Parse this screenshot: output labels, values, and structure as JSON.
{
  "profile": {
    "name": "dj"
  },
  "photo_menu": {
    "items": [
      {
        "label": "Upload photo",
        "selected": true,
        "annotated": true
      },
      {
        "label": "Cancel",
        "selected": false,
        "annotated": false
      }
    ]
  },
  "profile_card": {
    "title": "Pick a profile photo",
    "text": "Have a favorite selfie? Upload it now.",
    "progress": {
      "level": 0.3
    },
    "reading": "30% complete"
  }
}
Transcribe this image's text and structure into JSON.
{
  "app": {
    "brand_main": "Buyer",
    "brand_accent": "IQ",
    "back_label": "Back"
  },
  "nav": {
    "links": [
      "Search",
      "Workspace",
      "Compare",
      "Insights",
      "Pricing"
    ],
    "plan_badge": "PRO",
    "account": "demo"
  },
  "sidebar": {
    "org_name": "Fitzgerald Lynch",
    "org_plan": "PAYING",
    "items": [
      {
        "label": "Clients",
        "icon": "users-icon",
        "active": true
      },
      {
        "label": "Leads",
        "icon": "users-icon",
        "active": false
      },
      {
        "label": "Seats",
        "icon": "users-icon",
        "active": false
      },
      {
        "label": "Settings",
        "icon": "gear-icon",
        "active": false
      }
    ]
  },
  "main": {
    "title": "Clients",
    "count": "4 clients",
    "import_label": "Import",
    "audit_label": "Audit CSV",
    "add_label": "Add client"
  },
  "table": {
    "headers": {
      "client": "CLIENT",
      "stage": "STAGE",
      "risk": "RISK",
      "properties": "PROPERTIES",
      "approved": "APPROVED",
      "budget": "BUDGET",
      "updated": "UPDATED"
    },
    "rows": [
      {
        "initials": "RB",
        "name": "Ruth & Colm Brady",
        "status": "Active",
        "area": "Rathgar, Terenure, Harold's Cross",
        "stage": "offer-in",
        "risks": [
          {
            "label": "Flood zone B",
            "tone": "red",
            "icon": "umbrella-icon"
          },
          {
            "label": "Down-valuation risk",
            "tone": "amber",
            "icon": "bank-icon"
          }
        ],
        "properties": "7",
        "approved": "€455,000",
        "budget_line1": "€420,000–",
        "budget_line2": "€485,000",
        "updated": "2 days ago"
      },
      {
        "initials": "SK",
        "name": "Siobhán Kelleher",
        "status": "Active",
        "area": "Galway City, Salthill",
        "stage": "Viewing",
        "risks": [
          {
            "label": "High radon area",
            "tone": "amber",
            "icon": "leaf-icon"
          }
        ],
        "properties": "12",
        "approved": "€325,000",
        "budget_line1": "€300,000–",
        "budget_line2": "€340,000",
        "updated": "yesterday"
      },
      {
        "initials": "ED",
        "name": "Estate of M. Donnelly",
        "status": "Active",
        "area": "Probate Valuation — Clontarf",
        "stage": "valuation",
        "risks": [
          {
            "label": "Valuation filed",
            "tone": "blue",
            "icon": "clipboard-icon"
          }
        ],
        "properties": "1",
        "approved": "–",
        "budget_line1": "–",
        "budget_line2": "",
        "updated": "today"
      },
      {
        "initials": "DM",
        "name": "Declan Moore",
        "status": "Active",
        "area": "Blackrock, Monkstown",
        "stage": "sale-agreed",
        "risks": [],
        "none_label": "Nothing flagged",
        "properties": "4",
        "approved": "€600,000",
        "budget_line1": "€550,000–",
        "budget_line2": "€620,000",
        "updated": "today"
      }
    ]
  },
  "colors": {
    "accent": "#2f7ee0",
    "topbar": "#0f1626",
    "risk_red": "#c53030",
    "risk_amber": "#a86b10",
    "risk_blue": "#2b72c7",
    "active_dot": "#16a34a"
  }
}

::::::

◆ Required work ◆
Reproduce every line above without error.

◆ Solution for this exercise ◆
Parse this screenshot: output labels, values, and structure as JSON.
{
  "profile": {
    "name": "dj"
  },
  "photo_menu": {
    "items": [
      {
        "label": "Upload photo",
        "selected": true,
        "annotated": true
      },
      {
        "label": "Cancel",
        "selected": false,
        "annotated": false
      }
    ]
  },
  "profile_card": {
    "title": "Pick a profile photo",
    "text": "Have a favorite selfie? Upload it now.",
    "progress": {
      "level": 0.3
    },
    "reading": "30% complete"
  }
}
Transcribe this image's text and structure into JSON.
{
  "app": {
    "brand_main": "Buyer",
    "brand_accent": "IQ",
    "back_label": "Back"
  },
  "nav": {
    "links": [
      "Search",
      "Workspace",
      "Compare",
      "Insights",
      "Pricing"
    ],
    "plan_badge": "PRO",
    "account": "demo"
  },
  "sidebar": {
    "org_name": "Fitzgerald Lynch",
    "org_plan": "PAYING",
    "items": [
      {
        "label": "Clients",
        "icon": "users-icon",
        "active": true
      },
      {
        "label": "Leads",
        "icon": "users-icon",
        "active": false
      },
      {
        "label": "Seats",
        "icon": "users-icon",
        "active": false
      },
      {
        "label": "Settings",
        "icon": "gear-icon",
        "active": false
      }
    ]
  },
  "main": {
    "title": "Clients",
    "count": "4 clients",
    "import_label": "Import",
    "audit_label": "Audit CSV",
    "add_label": "Add client"
  },
  "table": {
    "headers": {
      "client": "CLIENT",
      "stage": "STAGE",
      "risk": "RISK",
      "properties": "PROPERTIES",
      "approved": "APPROVED",
      "budget": "BUDGET",
      "updated": "UPDATED"
    },
    "rows": [
      {
        "initials": "RB",
        "name": "Ruth & Colm Brady",
        "status": "Active",
        "area": "Rathgar, Terenure, Harold's Cross",
        "stage": "offer-in",
        "risks": [
          {
            "label": "Flood zone B",
            "tone": "red",
            "icon": "umbrella-icon"
          },
          {
            "label": "Down-valuation risk",
            "tone": "amber",
            "icon": "bank-icon"
          }
        ],
        "properties": "7",
        "approved": "€455,000",
        "budget_line1": "€420,000–",
        "budget_line2": "€485,000",
        "updated": "2 days ago"
      },
      {
        "initials": "SK",
        "name": "Siobhán Kelleher",
        "status": "Active",
        "area": "Galway City, Salthill",
        "stage": "Viewing",
        "risks": [
          {
            "label": "High radon area",
            "tone": "amber",
            "icon": "leaf-icon"
          }
        ],
        "properties": "12",
        "approved": "€325,000",
        "budget_line1": "€300,000–",
        "budget_line2": "€340,000",
        "updated": "yesterday"
      },
      {
        "initials": "ED",
        "name": "Estate of M. Donnelly",
        "status": "Active",
        "area": "Probate Valuation — Clontarf",
        "stage": "valuation",
        "risks": [
          {
            "label": "Valuation filed",
            "tone": "blue",
            "icon": "clipboard-icon"
          }
        ],
        "properties": "1",
        "approved": "–",
        "budget_line1": "–",
        "budget_line2": "",
        "updated": "today"
      },
      {
        "initials": "DM",
        "name": "Declan Moore",
        "status": "Active",
        "area": "Blackrock, Monkstown",
        "stage": "sale-agreed",
        "risks": [],
        "none_label": "Nothing flagged",
        "properties": "4",
        "approved": "€600,000",
        "budget_line1": "€550,000–",
        "budget_line2": "€620,000",
        "updated": "today"
      }
    ]
  },
  "colors": {
    "accent": "#2f7ee0",
    "topbar": "#0f1626",
    "risk_red": "#c53030",
    "risk_amber": "#a86b10",
    "risk_blue": "#2b72c7",
    "active_dot": "#16a34a"
  }
}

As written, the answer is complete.